(begin)

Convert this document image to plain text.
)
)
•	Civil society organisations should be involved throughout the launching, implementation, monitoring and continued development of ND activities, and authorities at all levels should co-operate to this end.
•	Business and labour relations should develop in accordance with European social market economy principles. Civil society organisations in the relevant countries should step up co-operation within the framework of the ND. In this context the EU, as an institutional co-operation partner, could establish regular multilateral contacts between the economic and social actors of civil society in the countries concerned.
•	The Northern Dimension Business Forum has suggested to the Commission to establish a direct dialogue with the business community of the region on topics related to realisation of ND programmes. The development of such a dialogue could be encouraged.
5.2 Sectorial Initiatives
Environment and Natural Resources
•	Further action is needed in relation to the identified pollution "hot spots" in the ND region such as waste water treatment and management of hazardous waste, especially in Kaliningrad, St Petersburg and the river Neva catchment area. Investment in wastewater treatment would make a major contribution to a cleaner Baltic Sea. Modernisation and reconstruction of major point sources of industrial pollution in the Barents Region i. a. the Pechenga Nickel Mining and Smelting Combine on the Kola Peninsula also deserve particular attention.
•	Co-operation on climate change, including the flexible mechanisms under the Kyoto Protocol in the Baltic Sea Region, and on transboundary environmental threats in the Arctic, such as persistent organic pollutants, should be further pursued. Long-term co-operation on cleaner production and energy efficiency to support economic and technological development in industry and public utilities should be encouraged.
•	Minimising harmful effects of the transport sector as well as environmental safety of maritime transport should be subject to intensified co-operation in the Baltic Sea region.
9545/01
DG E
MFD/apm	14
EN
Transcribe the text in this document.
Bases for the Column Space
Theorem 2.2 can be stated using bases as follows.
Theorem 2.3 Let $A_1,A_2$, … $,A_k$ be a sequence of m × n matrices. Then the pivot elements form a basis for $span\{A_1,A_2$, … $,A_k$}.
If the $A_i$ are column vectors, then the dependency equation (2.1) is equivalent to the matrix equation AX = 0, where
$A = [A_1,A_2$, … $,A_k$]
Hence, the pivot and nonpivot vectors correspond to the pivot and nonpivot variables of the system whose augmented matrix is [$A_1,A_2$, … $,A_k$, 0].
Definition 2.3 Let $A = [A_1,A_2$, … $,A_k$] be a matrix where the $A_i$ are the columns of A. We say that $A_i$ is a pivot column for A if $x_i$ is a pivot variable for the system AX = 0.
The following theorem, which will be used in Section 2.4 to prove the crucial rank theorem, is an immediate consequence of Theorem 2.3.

(end)

§ WHAT YOU ARE ASKED TO DO
Filter the entries down to the lines with the word "document" in them.

§ SOLUTION
Convert this document image to plain text.
Transcribe the text in this document.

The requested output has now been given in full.